_Short exercise_. Using the listing below, report all lines holding the word "scores".

_Data rows_.

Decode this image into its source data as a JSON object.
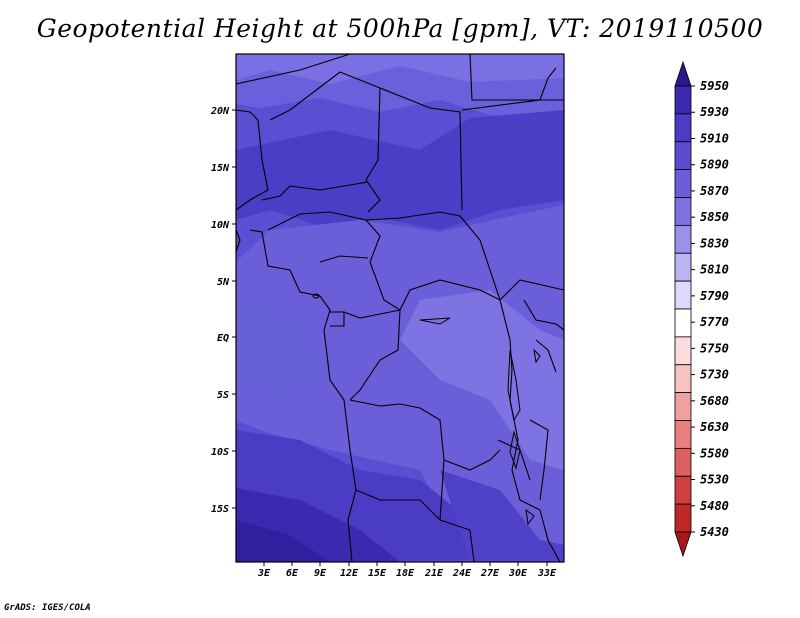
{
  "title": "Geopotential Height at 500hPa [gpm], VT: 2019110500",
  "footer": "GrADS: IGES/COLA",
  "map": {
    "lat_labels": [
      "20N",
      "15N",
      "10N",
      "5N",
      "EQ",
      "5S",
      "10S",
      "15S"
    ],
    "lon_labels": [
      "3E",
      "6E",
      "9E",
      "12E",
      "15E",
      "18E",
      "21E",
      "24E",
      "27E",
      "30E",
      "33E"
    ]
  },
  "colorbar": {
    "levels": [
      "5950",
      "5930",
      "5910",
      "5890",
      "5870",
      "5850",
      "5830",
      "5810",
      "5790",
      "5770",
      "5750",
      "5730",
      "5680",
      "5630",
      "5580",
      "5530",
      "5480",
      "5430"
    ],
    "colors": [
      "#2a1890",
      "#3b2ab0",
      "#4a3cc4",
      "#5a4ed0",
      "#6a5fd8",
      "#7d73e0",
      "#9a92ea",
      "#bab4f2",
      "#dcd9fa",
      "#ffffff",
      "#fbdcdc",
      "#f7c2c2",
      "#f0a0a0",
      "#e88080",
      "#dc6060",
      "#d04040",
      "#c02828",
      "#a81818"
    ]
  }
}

---

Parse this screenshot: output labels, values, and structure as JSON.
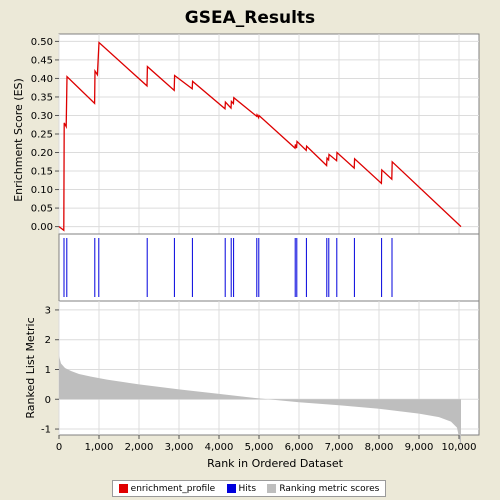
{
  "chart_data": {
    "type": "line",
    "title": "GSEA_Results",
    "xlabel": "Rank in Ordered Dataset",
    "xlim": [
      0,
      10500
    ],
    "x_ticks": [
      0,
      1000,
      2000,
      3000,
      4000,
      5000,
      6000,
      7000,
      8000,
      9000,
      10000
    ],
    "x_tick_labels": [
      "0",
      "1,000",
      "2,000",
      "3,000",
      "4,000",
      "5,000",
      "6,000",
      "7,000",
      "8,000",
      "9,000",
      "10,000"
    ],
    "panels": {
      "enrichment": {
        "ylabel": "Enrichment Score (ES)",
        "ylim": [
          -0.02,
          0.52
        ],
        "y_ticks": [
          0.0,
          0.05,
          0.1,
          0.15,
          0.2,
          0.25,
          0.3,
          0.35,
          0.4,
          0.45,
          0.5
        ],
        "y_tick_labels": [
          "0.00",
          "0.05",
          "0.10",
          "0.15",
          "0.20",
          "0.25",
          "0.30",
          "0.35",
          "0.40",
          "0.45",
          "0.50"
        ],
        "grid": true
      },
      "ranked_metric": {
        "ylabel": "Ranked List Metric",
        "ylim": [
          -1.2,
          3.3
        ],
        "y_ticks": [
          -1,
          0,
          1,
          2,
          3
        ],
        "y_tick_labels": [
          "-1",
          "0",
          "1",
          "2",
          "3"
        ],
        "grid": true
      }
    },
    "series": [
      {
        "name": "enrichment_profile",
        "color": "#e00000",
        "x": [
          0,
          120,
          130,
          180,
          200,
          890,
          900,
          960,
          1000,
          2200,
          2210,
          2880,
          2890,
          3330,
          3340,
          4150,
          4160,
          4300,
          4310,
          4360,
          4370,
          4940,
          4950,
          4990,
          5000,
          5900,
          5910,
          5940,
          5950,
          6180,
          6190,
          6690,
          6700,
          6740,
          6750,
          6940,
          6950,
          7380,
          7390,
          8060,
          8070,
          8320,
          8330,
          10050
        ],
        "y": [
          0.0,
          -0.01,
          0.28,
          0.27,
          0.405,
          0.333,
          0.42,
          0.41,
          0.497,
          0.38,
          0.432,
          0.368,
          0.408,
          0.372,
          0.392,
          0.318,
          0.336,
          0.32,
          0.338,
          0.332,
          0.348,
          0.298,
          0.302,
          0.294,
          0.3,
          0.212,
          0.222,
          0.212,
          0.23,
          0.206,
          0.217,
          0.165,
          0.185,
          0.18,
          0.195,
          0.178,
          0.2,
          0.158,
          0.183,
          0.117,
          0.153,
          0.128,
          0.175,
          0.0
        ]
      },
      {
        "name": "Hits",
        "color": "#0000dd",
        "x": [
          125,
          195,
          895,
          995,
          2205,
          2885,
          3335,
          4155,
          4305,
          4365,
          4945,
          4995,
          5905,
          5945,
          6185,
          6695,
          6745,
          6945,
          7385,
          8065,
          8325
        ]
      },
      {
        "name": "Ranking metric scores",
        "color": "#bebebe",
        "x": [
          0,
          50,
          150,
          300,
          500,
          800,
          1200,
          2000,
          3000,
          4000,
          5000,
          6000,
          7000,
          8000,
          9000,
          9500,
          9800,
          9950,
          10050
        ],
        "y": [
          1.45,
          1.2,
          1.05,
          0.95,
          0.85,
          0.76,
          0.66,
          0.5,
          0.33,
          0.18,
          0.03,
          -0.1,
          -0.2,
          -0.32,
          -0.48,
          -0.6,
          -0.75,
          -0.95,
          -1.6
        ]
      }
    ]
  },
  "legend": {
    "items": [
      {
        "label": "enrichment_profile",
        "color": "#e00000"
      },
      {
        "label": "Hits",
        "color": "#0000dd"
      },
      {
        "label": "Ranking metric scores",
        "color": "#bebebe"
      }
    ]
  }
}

_Response_.
        "name": "Ranking metric scores",
        "label": "Ranking metric scores",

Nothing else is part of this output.